Task inputs:
####

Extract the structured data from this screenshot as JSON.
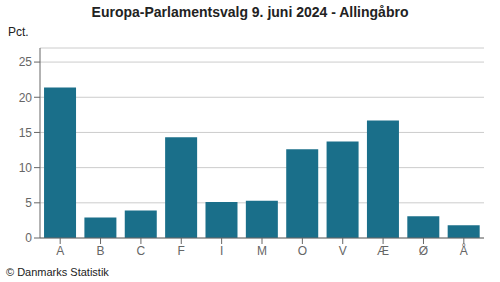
{
  "chart_data": {
    "type": "bar",
    "title": "Europa-Parlamentsvalg 9. juni 2024 - Allingåbro",
    "ylabel": "Pct.",
    "footer": "© Danmarks Statistik",
    "categories": [
      "A",
      "B",
      "C",
      "F",
      "I",
      "M",
      "O",
      "V",
      "Æ",
      "Ø",
      "Å"
    ],
    "values": [
      21.4,
      2.9,
      3.9,
      14.3,
      5.1,
      5.3,
      12.6,
      13.7,
      16.7,
      3.1,
      1.8
    ],
    "color": "#1a6f8a",
    "ylim": [
      0,
      27
    ],
    "yticks": [
      0,
      5,
      10,
      15,
      20,
      25
    ],
    "grid": true
  }
}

####

Exercise brief:
Strip out the images, then output the records above word for word.

Response for this exercise:
Extract the structured data from this screenshot as JSON.
{
  "chart_data": {
    "type": "bar",
    "title": "Europa-Parlamentsvalg 9. juni 2024 - Allingåbro",
    "ylabel": "Pct.",
    "footer": "© Danmarks Statistik",
    "categories": [
      "A",
      "B",
      "C",
      "F",
      "I",
      "M",
      "O",
      "V",
      "Æ",
      "Ø",
      "Å"
    ],
    "values": [
      21.4,
      2.9,
      3.9,
      14.3,
      5.1,
      5.3,
      12.6,
      13.7,
      16.7,
      3.1,
      1.8
    ],
    "color": "#1a6f8a",
    "ylim": [
      0,
      27
    ],
    "yticks": [
      0,
      5,
      10,
      15,
      20,
      25
    ],
    "grid": true
  }
}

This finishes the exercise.